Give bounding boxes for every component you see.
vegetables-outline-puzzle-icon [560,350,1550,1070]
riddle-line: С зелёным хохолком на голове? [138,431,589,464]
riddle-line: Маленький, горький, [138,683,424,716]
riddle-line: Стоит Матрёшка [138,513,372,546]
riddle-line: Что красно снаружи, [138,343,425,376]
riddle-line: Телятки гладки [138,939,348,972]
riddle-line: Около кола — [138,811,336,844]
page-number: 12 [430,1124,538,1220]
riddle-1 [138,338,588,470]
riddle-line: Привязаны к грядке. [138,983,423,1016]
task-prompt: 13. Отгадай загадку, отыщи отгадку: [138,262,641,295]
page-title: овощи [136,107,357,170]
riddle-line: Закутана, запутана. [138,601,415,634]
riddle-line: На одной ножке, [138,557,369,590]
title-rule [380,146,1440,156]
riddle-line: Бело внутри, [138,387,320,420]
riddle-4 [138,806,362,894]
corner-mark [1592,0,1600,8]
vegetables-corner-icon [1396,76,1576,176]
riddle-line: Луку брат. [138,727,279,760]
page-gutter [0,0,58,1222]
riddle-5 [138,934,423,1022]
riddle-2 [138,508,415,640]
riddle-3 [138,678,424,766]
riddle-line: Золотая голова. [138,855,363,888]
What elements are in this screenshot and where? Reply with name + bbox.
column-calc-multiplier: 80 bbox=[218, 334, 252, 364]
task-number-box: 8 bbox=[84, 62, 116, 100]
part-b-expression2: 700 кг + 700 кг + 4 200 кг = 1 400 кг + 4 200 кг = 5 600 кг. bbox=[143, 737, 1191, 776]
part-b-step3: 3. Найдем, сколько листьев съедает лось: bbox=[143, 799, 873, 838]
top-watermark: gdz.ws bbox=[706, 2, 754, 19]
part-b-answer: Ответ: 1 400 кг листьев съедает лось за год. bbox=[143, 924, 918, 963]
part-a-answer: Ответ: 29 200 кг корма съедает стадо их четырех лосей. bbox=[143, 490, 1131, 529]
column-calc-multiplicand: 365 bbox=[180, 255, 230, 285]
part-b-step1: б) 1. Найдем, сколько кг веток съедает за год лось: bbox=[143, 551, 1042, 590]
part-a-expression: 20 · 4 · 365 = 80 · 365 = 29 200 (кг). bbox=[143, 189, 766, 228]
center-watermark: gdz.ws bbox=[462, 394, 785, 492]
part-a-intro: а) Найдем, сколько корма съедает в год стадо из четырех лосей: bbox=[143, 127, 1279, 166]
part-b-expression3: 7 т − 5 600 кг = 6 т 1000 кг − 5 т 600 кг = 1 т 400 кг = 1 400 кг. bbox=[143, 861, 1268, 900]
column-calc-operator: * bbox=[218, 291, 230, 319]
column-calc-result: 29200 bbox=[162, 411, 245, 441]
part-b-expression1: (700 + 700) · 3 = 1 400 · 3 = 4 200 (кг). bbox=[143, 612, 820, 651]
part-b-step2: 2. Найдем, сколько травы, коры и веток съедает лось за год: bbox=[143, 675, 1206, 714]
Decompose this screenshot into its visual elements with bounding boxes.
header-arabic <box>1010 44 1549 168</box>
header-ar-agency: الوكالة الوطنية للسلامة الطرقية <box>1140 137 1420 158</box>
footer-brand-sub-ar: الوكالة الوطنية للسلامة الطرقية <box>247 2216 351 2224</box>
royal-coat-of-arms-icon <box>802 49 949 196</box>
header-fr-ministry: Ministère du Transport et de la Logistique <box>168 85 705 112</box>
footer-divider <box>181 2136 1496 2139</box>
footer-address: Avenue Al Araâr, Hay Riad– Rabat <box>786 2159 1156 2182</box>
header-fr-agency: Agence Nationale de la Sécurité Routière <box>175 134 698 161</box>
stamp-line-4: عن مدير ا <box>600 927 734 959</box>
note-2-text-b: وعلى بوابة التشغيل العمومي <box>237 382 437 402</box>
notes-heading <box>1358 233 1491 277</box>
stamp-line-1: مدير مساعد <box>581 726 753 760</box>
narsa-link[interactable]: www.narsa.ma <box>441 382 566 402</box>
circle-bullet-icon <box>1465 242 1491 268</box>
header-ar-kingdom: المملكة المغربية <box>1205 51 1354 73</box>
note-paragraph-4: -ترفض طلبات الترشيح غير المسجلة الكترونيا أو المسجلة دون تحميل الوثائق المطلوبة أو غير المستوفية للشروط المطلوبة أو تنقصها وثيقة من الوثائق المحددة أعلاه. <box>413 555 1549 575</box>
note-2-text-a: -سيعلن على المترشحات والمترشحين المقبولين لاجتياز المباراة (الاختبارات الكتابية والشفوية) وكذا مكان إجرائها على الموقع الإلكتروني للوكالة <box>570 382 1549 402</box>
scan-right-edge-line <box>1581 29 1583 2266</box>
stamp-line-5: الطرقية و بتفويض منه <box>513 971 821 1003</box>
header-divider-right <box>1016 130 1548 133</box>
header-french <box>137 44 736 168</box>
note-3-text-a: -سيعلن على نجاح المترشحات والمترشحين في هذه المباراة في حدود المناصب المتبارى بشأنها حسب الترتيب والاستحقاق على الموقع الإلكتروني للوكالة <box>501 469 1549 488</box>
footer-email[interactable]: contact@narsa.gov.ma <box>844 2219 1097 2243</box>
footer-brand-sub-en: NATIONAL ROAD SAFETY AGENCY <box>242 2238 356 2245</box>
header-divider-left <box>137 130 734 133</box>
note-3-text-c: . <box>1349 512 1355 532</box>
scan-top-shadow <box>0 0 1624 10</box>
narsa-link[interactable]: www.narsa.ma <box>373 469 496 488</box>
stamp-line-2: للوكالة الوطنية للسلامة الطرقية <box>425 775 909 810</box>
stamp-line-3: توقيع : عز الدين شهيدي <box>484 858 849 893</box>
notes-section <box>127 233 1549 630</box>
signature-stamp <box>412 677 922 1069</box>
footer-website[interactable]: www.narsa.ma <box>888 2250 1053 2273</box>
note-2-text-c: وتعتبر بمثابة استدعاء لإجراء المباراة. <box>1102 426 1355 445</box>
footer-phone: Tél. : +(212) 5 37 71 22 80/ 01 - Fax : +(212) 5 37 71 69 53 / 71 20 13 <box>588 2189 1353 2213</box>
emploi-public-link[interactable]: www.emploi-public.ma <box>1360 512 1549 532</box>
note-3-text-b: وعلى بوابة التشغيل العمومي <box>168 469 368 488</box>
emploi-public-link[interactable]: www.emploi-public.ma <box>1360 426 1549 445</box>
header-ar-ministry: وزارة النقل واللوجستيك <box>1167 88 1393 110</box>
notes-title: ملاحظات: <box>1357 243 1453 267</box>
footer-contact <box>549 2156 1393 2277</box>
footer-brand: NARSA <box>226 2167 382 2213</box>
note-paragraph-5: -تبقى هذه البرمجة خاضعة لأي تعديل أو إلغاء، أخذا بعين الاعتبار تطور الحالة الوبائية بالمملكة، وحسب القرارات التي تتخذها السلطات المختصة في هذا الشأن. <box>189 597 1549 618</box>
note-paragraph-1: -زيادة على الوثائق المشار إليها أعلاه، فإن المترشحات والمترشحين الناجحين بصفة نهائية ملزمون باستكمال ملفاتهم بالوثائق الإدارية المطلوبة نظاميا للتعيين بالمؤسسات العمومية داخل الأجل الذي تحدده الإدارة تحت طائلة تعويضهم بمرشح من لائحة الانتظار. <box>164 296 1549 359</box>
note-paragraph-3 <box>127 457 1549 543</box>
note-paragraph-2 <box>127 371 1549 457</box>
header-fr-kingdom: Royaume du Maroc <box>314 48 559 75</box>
======
* **Exercise requirements**
Print all of the material above again, line for line, with no changes.

* **Written solution**
Give bounding boxes for every component you see.
vegetables-outline-puzzle-icon [560,350,1550,1070]
riddle-line: С зелёным хохолком на голове? [138,431,589,464]
riddle-line: Маленький, горький, [138,683,424,716]
riddle-line: Стоит Матрёшка [138,513,372,546]
riddle-line: Что красно снаружи, [138,343,425,376]
riddle-line: Телятки гладки [138,939,348,972]
riddle-line: Около кола — [138,811,336,844]
page-number: 12 [430,1124,538,1220]
riddle-1 [138,338,588,470]
riddle-line: Привязаны к грядке. [138,983,423,1016]
task-prompt: 13. Отгадай загадку, отыщи отгадку: [138,262,641,295]
page-title: овощи [136,107,357,170]
riddle-line: Закутана, запутана. [138,601,415,634]
riddle-line: На одной ножке, [138,557,369,590]
title-rule [380,146,1440,156]
riddle-line: Бело внутри, [138,387,320,420]
riddle-4 [138,806,362,894]
corner-mark [1592,0,1600,8]
vegetables-corner-icon [1396,76,1576,176]
riddle-line: Луку брат. [138,727,279,760]
page-gutter [0,0,58,1222]
riddle-5 [138,934,423,1022]
riddle-2 [138,508,415,640]
riddle-3 [138,678,424,766]
riddle-line: Золотая голова. [138,855,363,888]
What elements are in this screenshot and where? Reply with name + bbox.
column-calc-multiplier: 80 bbox=[218, 334, 252, 364]
task-number-box: 8 bbox=[84, 62, 116, 100]
part-b-expression2: 700 кг + 700 кг + 4 200 кг = 1 400 кг + 4 200 кг = 5 600 кг. bbox=[143, 737, 1191, 776]
part-b-step3: 3. Найдем, сколько листьев съедает лось: bbox=[143, 799, 873, 838]
top-watermark: gdz.ws bbox=[706, 2, 754, 19]
part-b-answer: Ответ: 1 400 кг листьев съедает лось за год. bbox=[143, 924, 918, 963]
part-a-answer: Ответ: 29 200 кг корма съедает стадо их четырех лосей. bbox=[143, 490, 1131, 529]
column-calc-multiplicand: 365 bbox=[180, 255, 230, 285]
part-b-step1: б) 1. Найдем, сколько кг веток съедает за год лось: bbox=[143, 551, 1042, 590]
part-a-expression: 20 · 4 · 365 = 80 · 365 = 29 200 (кг). bbox=[143, 189, 766, 228]
center-watermark: gdz.ws bbox=[462, 394, 785, 492]
part-a-intro: а) Найдем, сколько корма съедает в год стадо из четырех лосей: bbox=[143, 127, 1279, 166]
part-b-expression3: 7 т − 5 600 кг = 6 т 1000 кг − 5 т 600 кг = 1 т 400 кг = 1 400 кг. bbox=[143, 861, 1268, 900]
column-calc-operator: * bbox=[218, 291, 230, 319]
column-calc-result: 29200 bbox=[162, 411, 245, 441]
part-b-expression1: (700 + 700) · 3 = 1 400 · 3 = 4 200 (кг). bbox=[143, 612, 820, 651]
part-b-step2: 2. Найдем, сколько травы, коры и веток съедает лось за год: bbox=[143, 675, 1206, 714]
Decompose this screenshot into its visual elements with bounding boxes.
header-arabic <box>1010 44 1549 168</box>
header-ar-agency: الوكالة الوطنية للسلامة الطرقية <box>1140 137 1420 158</box>
footer-brand-sub-ar: الوكالة الوطنية للسلامة الطرقية <box>247 2216 351 2224</box>
royal-coat-of-arms-icon <box>802 49 949 196</box>
header-fr-ministry: Ministère du Transport et de la Logistique <box>168 85 705 112</box>
footer-divider <box>181 2136 1496 2139</box>
footer-address: Avenue Al Araâr, Hay Riad– Rabat <box>786 2159 1156 2182</box>
header-fr-agency: Agence Nationale de la Sécurité Routière <box>175 134 698 161</box>
stamp-line-4: عن مدير ا <box>600 927 734 959</box>
note-2-text-b: وعلى بوابة التشغيل العمومي <box>237 382 437 402</box>
notes-heading <box>1358 233 1491 277</box>
stamp-line-1: مدير مساعد <box>581 726 753 760</box>
narsa-link[interactable]: www.narsa.ma <box>441 382 566 402</box>
circle-bullet-icon <box>1465 242 1491 268</box>
header-ar-kingdom: المملكة المغربية <box>1205 51 1354 73</box>
note-paragraph-4: -ترفض طلبات الترشيح غير المسجلة الكترونيا أو المسجلة دون تحميل الوثائق المطلوبة أو غير المستوفية للشروط المطلوبة أو تنقصها وثيقة من الوثائق المحددة أعلاه. <box>413 555 1549 575</box>
note-2-text-a: -سيعلن على المترشحات والمترشحين المقبولين لاجتياز المباراة (الاختبارات الكتابية والشفوية) وكذا مكان إجرائها على الموقع الإلكتروني للوكالة <box>570 382 1549 402</box>
scan-right-edge-line <box>1581 29 1583 2266</box>
stamp-line-5: الطرقية و بتفويض منه <box>513 971 821 1003</box>
header-divider-right <box>1016 130 1548 133</box>
header-french <box>137 44 736 168</box>
note-3-text-a: -سيعلن على نجاح المترشحات والمترشحين في هذه المباراة في حدود المناصب المتبارى بشأنها حسب الترتيب والاستحقاق على الموقع الإلكتروني للوكالة <box>501 469 1549 488</box>
footer-email[interactable]: contact@narsa.gov.ma <box>844 2219 1097 2243</box>
footer-brand-sub-en: NATIONAL ROAD SAFETY AGENCY <box>242 2238 356 2245</box>
header-divider-left <box>137 130 734 133</box>
note-3-text-c: . <box>1349 512 1355 532</box>
scan-top-shadow <box>0 0 1624 10</box>
narsa-link[interactable]: www.narsa.ma <box>373 469 496 488</box>
stamp-line-2: للوكالة الوطنية للسلامة الطرقية <box>425 775 909 810</box>
stamp-line-3: توقيع : عز الدين شهيدي <box>484 858 849 893</box>
notes-section <box>127 233 1549 630</box>
signature-stamp <box>412 677 922 1069</box>
footer-website[interactable]: www.narsa.ma <box>888 2250 1053 2273</box>
note-2-text-c: وتعتبر بمثابة استدعاء لإجراء المباراة. <box>1102 426 1355 445</box>
footer-phone: Tél. : +(212) 5 37 71 22 80/ 01 - Fax : +(212) 5 37 71 69 53 / 71 20 13 <box>588 2189 1353 2213</box>
emploi-public-link[interactable]: www.emploi-public.ma <box>1360 512 1549 532</box>
note-3-text-b: وعلى بوابة التشغيل العمومي <box>168 469 368 488</box>
emploi-public-link[interactable]: www.emploi-public.ma <box>1360 426 1549 445</box>
header-ar-ministry: وزارة النقل واللوجستيك <box>1167 88 1393 110</box>
notes-title: ملاحظات: <box>1357 243 1453 267</box>
footer-contact <box>549 2156 1393 2277</box>
footer-brand: NARSA <box>226 2167 382 2213</box>
note-paragraph-5: -تبقى هذه البرمجة خاضعة لأي تعديل أو إلغاء، أخذا بعين الاعتبار تطور الحالة الوبائية بالمملكة، وحسب القرارات التي تتخذها السلطات المختصة في هذا الشأن. <box>189 597 1549 618</box>
note-paragraph-1: -زيادة على الوثائق المشار إليها أعلاه، فإن المترشحات والمترشحين الناجحين بصفة نهائية ملزمون باستكمال ملفاتهم بالوثائق الإدارية المطلوبة نظاميا للتعيين بالمؤسسات العمومية داخل الأجل الذي تحدده الإدارة تحت طائلة تعويضهم بمرشح من لائحة الانتظار. <box>164 296 1549 359</box>
note-paragraph-3 <box>127 457 1549 543</box>
note-paragraph-2 <box>127 371 1549 457</box>
header-fr-kingdom: Royaume du Maroc <box>314 48 559 75</box>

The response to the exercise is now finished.